**** TASK INPUTS ****
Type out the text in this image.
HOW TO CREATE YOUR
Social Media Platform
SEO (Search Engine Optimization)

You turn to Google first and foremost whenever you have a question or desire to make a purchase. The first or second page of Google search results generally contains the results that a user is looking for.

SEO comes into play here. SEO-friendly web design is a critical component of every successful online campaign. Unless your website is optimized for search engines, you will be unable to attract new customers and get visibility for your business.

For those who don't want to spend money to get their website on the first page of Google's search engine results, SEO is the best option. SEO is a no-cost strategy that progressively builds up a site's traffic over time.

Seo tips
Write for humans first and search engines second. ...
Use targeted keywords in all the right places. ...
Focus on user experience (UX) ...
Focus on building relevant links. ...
****
**WHAT IS BEING ASKED**.
Repeat the entries above exactly, leaving nothing out.

**EXERCISE OUTPUT**.
Type out the text in this image.
HOW TO CREATE YOUR
Social Media Platform
SEO (Search Engine Optimization)

You turn to Google first and foremost whenever you have a question or desire to make a purchase. The first or second page of Google search results generally contains the results that a user is looking for.

SEO comes into play here. SEO-friendly web design is a critical component of every successful online campaign. Unless your website is optimized for search engines, you will be unable to attract new customers and get visibility for your business.

For those who don't want to spend money to get their website on the first page of Google's search engine results, SEO is the best option. SEO is a no-cost strategy that progressively builds up a site's traffic over time.

Seo tips
Write for humans first and search engines second. ...
Use targeted keywords in all the right places. ...
Focus on user experience (UX) ...
Focus on building relevant links. ...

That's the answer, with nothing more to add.